■ Your goal
Send each entry back exactly as given, pictures excluded.

[Dataset records]
┏━━
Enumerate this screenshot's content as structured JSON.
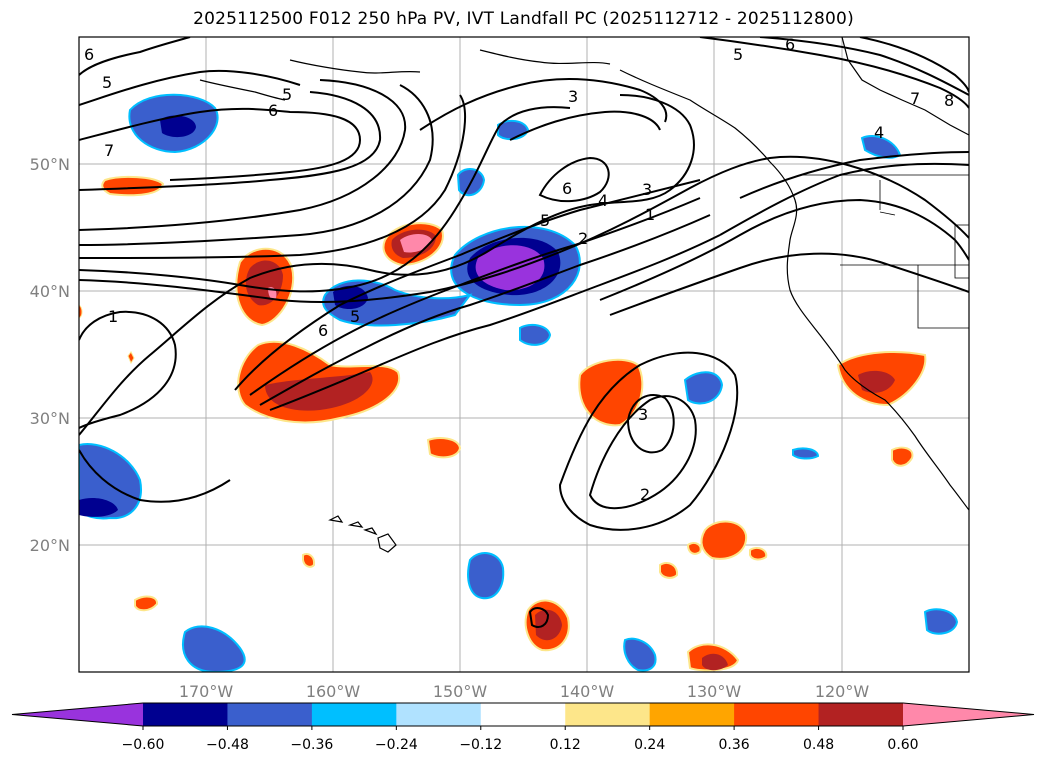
{
  "title": "2025112500 F012 250 hPa PV, IVT Landfall PC (2025112712 - 2025112800)",
  "map": {
    "projection": "PlateCarree",
    "lon_range": [
      -180,
      -110
    ],
    "lat_range": [
      10,
      60
    ],
    "gridlines": true,
    "coastlines": true,
    "state_borders": true
  },
  "axes": {
    "lon_ticks": [
      "170°W",
      "160°W",
      "150°W",
      "140°W",
      "130°W",
      "120°W"
    ],
    "lat_ticks": [
      "20°N",
      "30°N",
      "40°N",
      "50°N"
    ]
  },
  "colorbar": {
    "orientation": "horizontal",
    "extend": "both",
    "tick_labels": [
      "−0.60",
      "−0.48",
      "−0.36",
      "−0.24",
      "−0.12",
      "0.12",
      "0.24",
      "0.36",
      "0.48",
      "0.60"
    ],
    "bounds": [
      -0.6,
      -0.48,
      -0.36,
      -0.24,
      -0.12,
      0.12,
      0.24,
      0.36,
      0.48,
      0.6
    ],
    "colors": [
      "#9933dd",
      "#000090",
      "#3a5fcd",
      "#00bfff",
      "#b0e2ff",
      "#ffffff",
      "#fde68a",
      "#ffa500",
      "#ff4500",
      "#b22222",
      "#ff88aa"
    ]
  },
  "contour_labels": [
    "6",
    "5",
    "5",
    "6",
    "7",
    "3",
    "6",
    "5",
    "4",
    "3",
    "1",
    "2",
    "1",
    "6",
    "5",
    "3",
    "2",
    "5",
    "6",
    "7",
    "8",
    "4"
  ]
}
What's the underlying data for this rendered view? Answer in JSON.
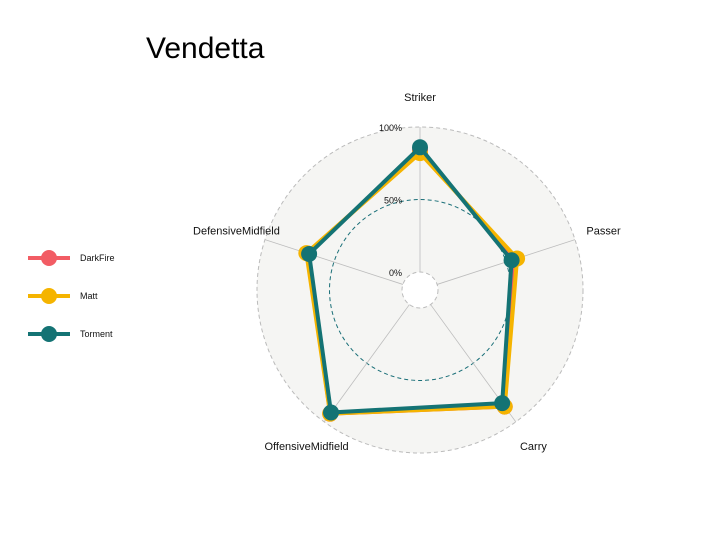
{
  "chart_data": {
    "type": "radar",
    "title": "Vendetta",
    "axes": [
      "Striker",
      "Passer",
      "Carry",
      "OffensiveMidfield",
      "DefensiveMidfield"
    ],
    "range": [
      0,
      100
    ],
    "ticks": [
      {
        "value": 0,
        "label": "0%"
      },
      {
        "value": 50,
        "label": "50%"
      },
      {
        "value": 100,
        "label": "100%"
      }
    ],
    "legend_position": "left",
    "series": [
      {
        "name": "DarkFire",
        "color": "#F25C64",
        "values": [
          84,
          56,
          87,
          93,
          69
        ]
      },
      {
        "name": "Matt",
        "color": "#F5B400",
        "values": [
          82,
          58,
          87,
          93,
          70
        ]
      },
      {
        "name": "Torment",
        "color": "#147374",
        "values": [
          86,
          54,
          84,
          92,
          68
        ]
      }
    ]
  }
}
┗━━
■ Problem solution
Enumerate this screenshot's content as structured JSON.
{
  "title": "2025112500 F012 250 hPa PV, IVT Landfall PC (2025112712 - 2025112800)",
  "map": {
    "projection": "PlateCarree",
    "lon_range": [
      -180,
      -110
    ],
    "lat_range": [
      10,
      60
    ],
    "gridlines": true,
    "coastlines": true,
    "state_borders": true
  },
  "axes": {
    "lon_ticks": [
      "170°W",
      "160°W",
      "150°W",
      "140°W",
      "130°W",
      "120°W"
    ],
    "lat_ticks": [
      "20°N",
      "30°N",
      "40°N",
      "50°N"
    ]
  },
  "colorbar": {
    "orientation": "horizontal",
    "extend": "both",
    "tick_labels": [
      "−0.60",
      "−0.48",
      "−0.36",
      "−0.24",
      "−0.12",
      "0.12",
      "0.24",
      "0.36",
      "0.48",
      "0.60"
    ],
    "bounds": [
      -0.6,
      -0.48,
      -0.36,
      -0.24,
      -0.12,
      0.12,
      0.24,
      0.36,
      0.48,
      0.6
    ],
    "colors": [
      "#9933dd",
      "#000090",
      "#3a5fcd",
      "#00bfff",
      "#b0e2ff",
      "#ffffff",
      "#fde68a",
      "#ffa500",
      "#ff4500",
      "#b22222",
      "#ff88aa"
    ]
  },
  "contour_labels": [
    "6",
    "5",
    "5",
    "6",
    "7",
    "3",
    "6",
    "5",
    "4",
    "3",
    "1",
    "2",
    "1",
    "6",
    "5",
    "3",
    "2",
    "5",
    "6",
    "7",
    "8",
    "4"
  ]
}
What's the underlying data for this rendered view? Answer in JSON.
{
  "chart_data": {
    "type": "radar",
    "title": "Vendetta",
    "axes": [
      "Striker",
      "Passer",
      "Carry",
      "OffensiveMidfield",
      "DefensiveMidfield"
    ],
    "range": [
      0,
      100
    ],
    "ticks": [
      {
        "value": 0,
        "label": "0%"
      },
      {
        "value": 50,
        "label": "50%"
      },
      {
        "value": 100,
        "label": "100%"
      }
    ],
    "legend_position": "left",
    "series": [
      {
        "name": "DarkFire",
        "color": "#F25C64",
        "values": [
          84,
          56,
          87,
          93,
          69
        ]
      },
      {
        "name": "Matt",
        "color": "#F5B400",
        "values": [
          82,
          58,
          87,
          93,
          70
        ]
      },
      {
        "name": "Torment",
        "color": "#147374",
        "values": [
          86,
          54,
          84,
          92,
          68
        ]
      }
    ]
  }
}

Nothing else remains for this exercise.